-- begin RECORDS TO USE --

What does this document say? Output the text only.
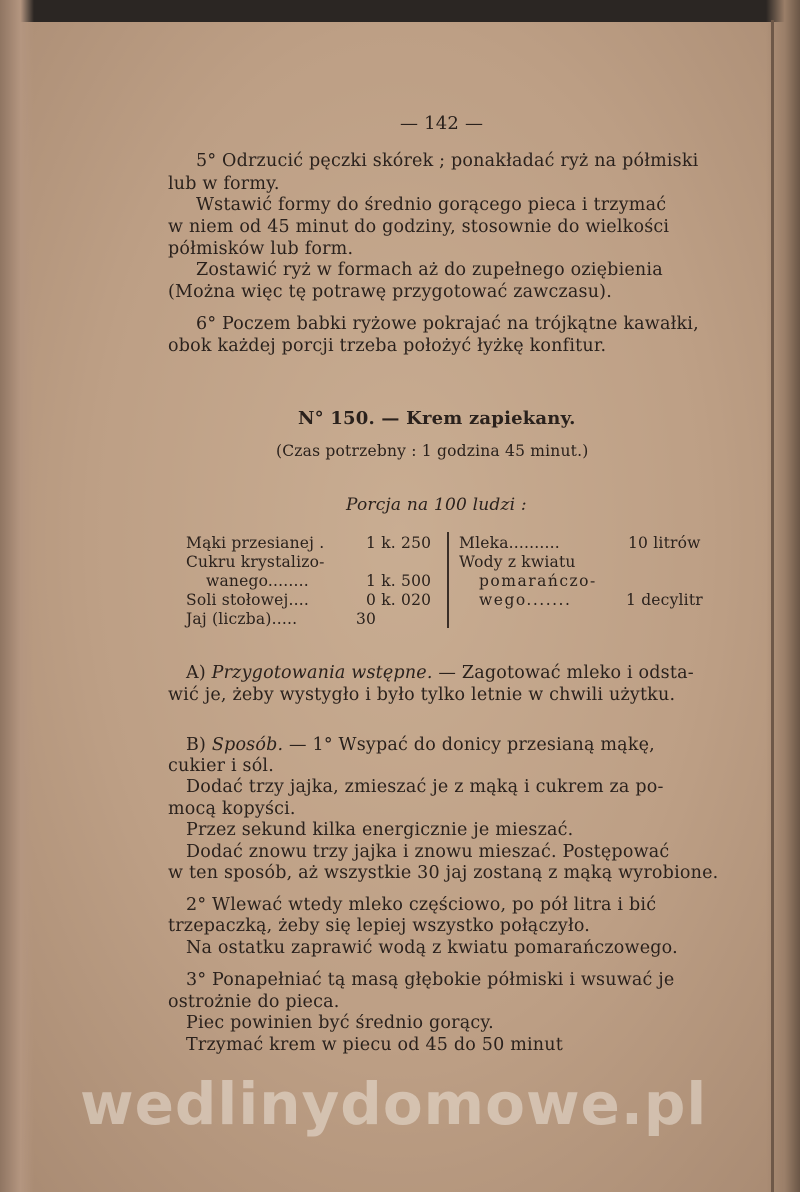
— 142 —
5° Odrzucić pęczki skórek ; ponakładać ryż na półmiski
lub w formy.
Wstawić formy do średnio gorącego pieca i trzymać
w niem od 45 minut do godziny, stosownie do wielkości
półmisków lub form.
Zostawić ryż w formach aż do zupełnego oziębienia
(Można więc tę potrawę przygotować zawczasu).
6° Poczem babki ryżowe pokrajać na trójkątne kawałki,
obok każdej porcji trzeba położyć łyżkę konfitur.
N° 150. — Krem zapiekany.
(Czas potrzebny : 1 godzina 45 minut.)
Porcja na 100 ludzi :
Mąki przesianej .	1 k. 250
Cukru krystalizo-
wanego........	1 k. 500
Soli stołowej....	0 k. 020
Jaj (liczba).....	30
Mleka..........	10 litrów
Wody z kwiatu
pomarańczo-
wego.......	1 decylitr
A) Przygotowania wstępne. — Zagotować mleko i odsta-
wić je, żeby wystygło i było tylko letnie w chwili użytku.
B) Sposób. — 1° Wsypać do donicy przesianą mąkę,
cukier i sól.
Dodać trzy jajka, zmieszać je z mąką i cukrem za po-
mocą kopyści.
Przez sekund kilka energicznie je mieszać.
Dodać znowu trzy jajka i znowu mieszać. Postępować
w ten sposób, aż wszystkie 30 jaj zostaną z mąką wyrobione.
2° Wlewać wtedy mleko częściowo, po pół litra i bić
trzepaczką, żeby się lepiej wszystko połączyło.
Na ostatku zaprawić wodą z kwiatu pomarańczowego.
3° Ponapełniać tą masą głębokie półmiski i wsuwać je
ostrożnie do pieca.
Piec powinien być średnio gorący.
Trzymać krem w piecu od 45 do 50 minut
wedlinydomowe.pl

-- end RECORDS TO USE --

_YOUR TASK:_ Of the lines in the records, determine how many contain the word "minut", and report that number alone.

_REPLY TO THE EXERCISE:_ 3